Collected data
------------------------------------
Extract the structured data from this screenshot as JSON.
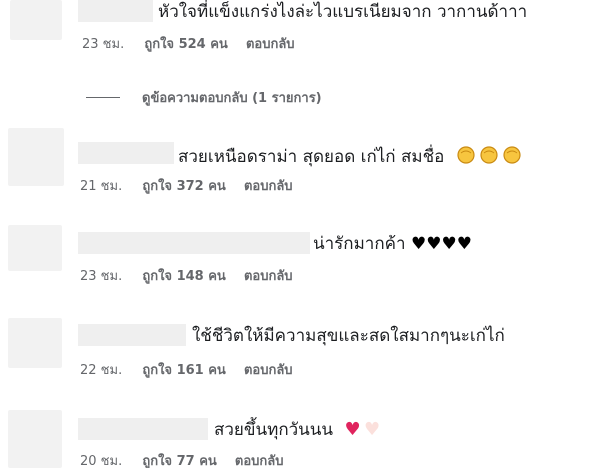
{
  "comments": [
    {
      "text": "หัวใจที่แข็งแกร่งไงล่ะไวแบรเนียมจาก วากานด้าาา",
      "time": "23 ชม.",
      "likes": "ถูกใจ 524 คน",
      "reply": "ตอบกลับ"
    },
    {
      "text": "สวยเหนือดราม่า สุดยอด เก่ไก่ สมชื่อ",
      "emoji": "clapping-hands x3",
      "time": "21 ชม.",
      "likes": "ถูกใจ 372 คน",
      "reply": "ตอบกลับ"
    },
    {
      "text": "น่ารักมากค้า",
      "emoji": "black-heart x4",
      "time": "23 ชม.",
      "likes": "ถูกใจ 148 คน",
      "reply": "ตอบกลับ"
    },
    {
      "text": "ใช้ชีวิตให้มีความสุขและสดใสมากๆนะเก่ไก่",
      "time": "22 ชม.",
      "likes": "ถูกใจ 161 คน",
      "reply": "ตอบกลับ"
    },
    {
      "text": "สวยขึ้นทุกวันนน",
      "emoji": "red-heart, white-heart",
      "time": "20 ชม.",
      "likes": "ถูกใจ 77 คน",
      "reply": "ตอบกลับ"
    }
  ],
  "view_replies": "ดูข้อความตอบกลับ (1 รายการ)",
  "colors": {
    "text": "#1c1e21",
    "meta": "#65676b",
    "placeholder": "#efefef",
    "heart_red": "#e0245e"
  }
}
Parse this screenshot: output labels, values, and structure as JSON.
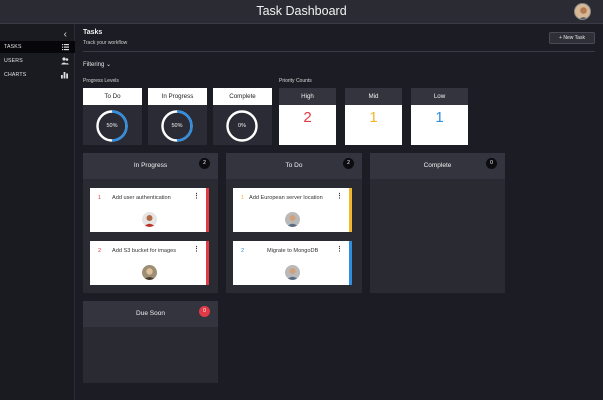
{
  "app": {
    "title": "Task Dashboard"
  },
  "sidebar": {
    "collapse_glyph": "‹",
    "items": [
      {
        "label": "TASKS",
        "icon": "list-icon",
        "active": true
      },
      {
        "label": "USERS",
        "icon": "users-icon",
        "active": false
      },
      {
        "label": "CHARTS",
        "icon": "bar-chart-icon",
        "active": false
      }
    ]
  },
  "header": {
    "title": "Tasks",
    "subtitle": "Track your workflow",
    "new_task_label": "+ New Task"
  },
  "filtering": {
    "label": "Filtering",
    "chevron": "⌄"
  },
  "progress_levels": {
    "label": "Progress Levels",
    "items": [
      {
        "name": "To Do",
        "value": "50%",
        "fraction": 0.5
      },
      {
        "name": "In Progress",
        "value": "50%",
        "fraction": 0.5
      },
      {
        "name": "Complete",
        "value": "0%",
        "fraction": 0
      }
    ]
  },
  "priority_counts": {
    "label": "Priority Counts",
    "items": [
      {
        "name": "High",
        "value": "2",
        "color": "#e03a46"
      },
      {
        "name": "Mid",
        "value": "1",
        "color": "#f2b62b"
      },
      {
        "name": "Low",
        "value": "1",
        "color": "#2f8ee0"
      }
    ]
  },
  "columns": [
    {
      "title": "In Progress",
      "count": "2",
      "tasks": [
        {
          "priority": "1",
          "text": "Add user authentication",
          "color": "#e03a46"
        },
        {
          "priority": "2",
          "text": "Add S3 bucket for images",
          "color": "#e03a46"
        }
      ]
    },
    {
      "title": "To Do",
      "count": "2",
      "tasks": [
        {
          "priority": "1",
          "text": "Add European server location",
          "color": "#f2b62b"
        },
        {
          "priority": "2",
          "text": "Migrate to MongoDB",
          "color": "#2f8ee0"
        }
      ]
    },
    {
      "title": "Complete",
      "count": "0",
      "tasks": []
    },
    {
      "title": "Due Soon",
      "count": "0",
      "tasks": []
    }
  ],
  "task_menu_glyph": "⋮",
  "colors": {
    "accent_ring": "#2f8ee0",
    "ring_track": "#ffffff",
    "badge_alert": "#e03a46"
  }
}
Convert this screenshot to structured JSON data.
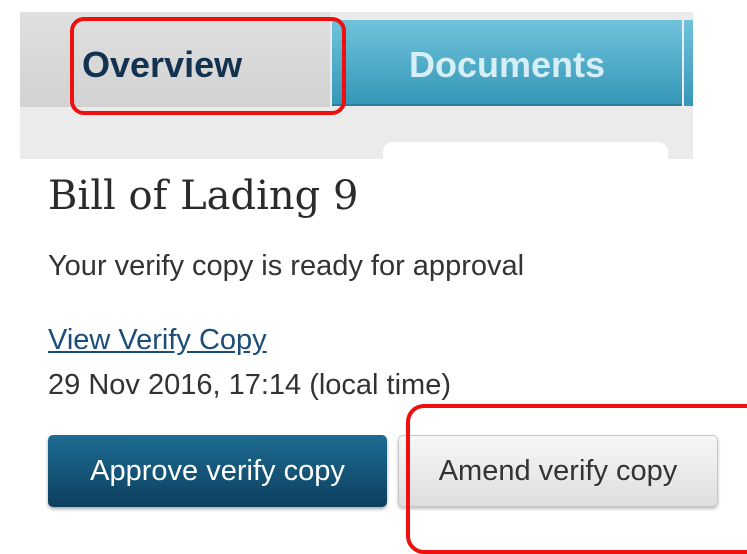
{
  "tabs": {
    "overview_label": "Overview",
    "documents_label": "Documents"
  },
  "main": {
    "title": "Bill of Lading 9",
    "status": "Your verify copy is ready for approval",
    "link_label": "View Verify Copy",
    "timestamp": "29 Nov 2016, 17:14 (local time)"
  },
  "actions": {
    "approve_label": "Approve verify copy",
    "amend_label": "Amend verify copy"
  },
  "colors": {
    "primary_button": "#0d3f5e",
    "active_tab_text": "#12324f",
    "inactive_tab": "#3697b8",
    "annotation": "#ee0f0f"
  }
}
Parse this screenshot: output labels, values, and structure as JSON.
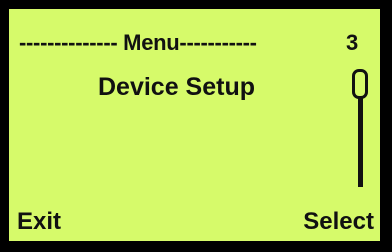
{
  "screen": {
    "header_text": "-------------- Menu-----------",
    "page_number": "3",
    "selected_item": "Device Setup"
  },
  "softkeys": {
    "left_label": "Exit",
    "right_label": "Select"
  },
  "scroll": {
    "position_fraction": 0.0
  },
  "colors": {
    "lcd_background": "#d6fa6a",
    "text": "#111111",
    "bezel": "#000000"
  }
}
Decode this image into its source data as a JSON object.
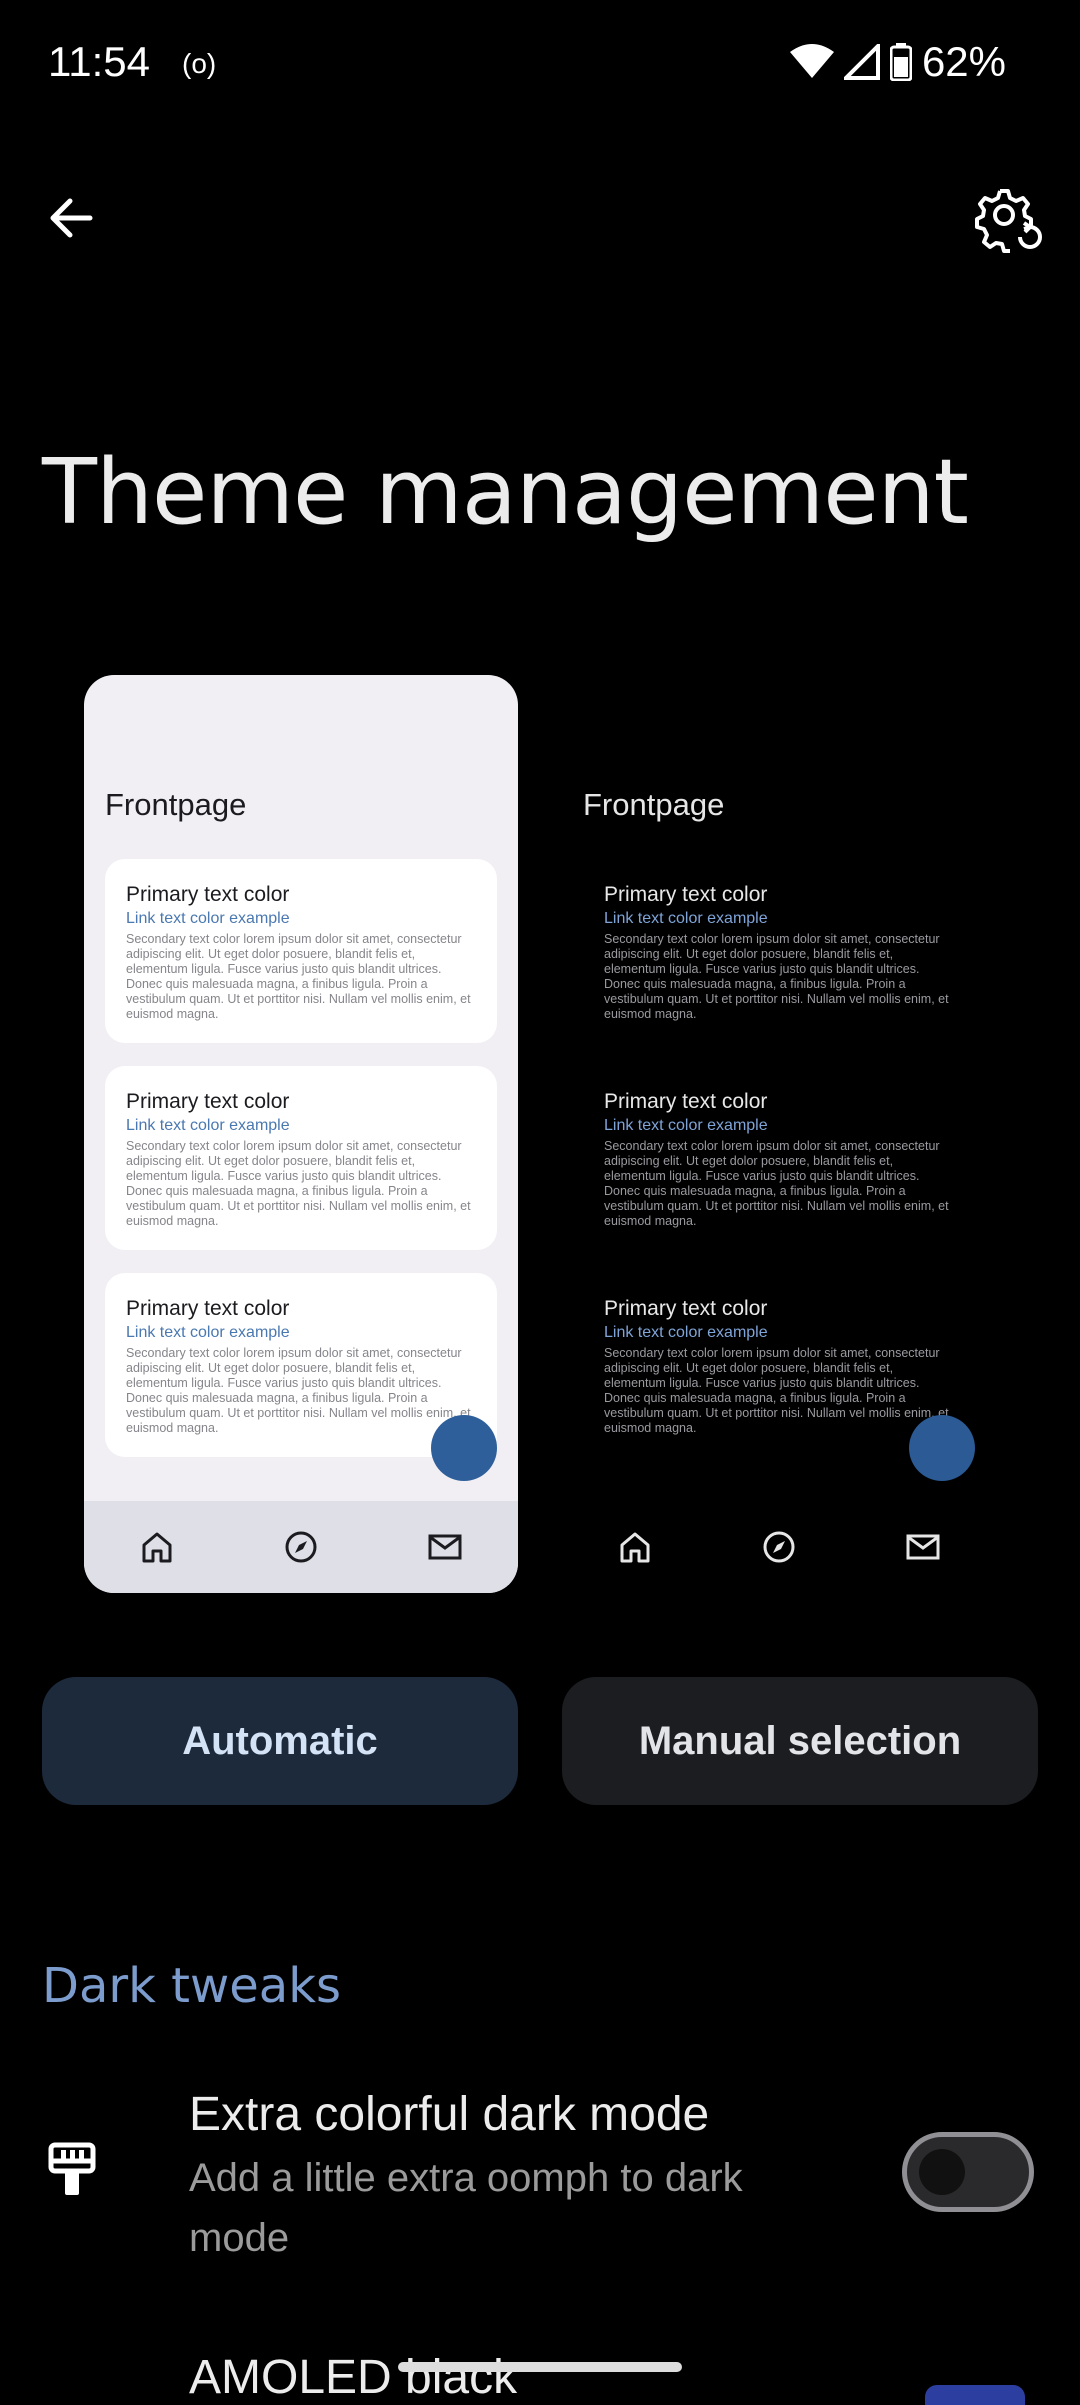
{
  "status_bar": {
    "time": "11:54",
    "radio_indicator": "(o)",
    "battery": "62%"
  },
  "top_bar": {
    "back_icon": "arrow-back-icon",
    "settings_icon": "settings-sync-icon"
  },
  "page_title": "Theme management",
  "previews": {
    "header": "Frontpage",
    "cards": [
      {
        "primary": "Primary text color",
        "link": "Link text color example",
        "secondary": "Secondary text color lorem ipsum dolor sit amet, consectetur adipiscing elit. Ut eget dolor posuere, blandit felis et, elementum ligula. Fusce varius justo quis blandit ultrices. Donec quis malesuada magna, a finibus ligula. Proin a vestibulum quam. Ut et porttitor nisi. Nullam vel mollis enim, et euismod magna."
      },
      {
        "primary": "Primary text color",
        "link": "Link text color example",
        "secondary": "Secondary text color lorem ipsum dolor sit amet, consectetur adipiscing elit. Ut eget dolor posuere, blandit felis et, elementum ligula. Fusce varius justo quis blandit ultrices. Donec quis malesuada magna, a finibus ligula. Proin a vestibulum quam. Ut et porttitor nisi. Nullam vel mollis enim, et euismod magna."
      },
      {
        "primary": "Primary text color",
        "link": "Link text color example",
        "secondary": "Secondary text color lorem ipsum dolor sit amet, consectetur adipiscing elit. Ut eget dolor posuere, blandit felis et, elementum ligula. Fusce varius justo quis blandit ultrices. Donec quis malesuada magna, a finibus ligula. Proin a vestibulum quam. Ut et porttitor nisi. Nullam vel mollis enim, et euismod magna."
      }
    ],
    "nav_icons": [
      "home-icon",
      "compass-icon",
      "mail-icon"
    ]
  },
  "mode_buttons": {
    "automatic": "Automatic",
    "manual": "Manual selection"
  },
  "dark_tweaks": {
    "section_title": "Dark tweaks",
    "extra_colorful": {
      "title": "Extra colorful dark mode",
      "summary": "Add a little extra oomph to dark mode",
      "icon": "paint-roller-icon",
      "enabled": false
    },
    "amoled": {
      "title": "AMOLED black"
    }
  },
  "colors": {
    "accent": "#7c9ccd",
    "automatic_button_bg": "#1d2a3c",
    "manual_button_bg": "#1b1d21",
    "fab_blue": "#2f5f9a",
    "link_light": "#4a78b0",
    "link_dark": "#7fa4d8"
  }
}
------------------------------------
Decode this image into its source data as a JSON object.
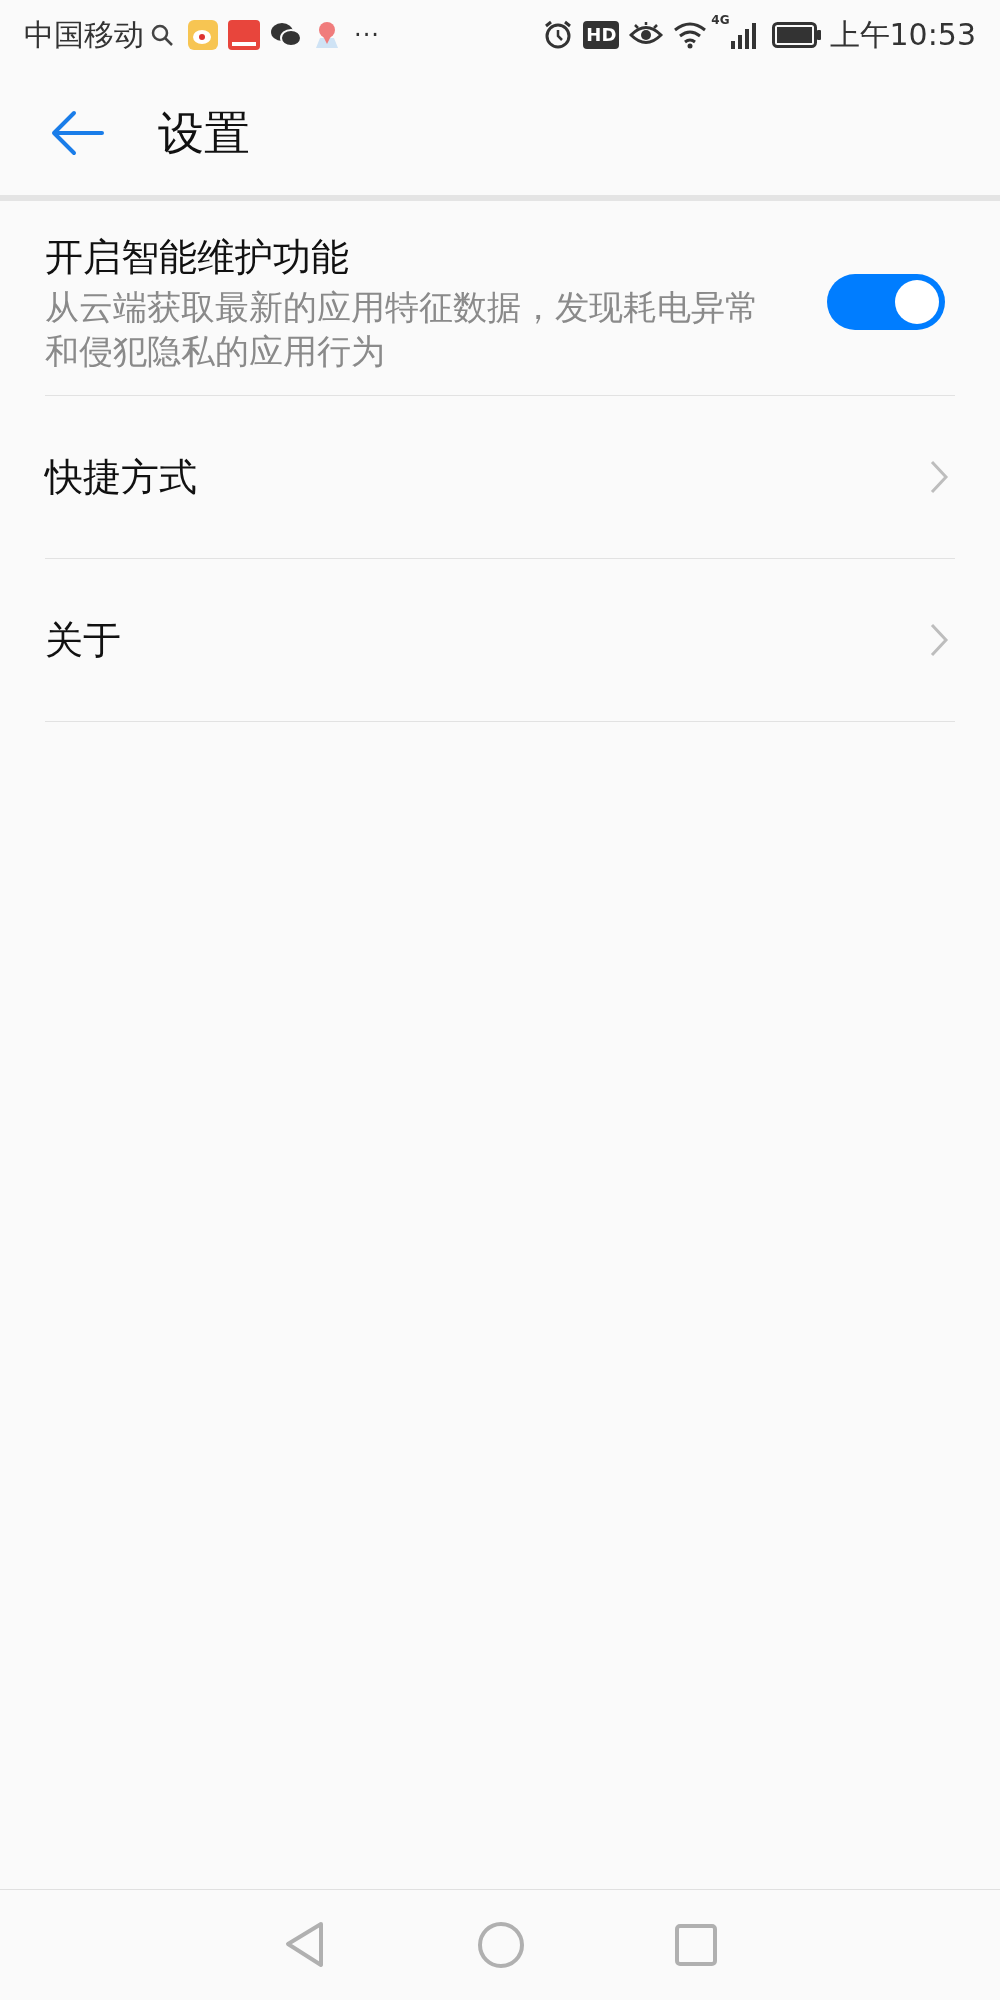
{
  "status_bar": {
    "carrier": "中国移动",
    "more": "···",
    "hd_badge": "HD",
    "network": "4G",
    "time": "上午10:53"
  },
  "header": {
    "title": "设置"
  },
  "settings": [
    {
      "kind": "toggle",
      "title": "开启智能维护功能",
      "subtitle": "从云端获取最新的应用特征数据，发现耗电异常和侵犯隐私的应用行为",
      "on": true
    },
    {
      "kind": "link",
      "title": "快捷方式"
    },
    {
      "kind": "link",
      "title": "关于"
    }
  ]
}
------------------------------------
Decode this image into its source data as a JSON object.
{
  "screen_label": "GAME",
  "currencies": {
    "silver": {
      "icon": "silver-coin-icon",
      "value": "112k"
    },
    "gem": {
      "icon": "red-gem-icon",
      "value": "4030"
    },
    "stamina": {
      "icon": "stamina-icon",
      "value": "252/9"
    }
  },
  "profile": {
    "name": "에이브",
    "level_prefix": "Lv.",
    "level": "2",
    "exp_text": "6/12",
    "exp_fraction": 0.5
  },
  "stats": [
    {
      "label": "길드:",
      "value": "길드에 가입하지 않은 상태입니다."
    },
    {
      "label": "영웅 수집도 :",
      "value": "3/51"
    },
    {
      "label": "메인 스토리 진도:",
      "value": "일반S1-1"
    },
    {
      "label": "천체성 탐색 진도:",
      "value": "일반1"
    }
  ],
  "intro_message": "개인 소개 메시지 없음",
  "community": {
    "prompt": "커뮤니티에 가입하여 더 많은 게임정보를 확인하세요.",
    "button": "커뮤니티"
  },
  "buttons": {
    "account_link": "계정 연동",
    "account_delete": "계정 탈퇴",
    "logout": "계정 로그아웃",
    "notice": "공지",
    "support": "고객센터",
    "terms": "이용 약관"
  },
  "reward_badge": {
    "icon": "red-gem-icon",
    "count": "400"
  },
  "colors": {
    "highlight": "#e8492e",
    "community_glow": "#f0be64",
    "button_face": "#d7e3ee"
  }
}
------------------------------------
## TASK REQUIREMENTS:
Write out every line of the listing that holds the word "subtitle".

## ANSWER:
    "subtitle": "Track your workflow",
      "subtitle": "从云端获取最新的应用特征数据，发现耗电异常和侵犯隐私的应用行为",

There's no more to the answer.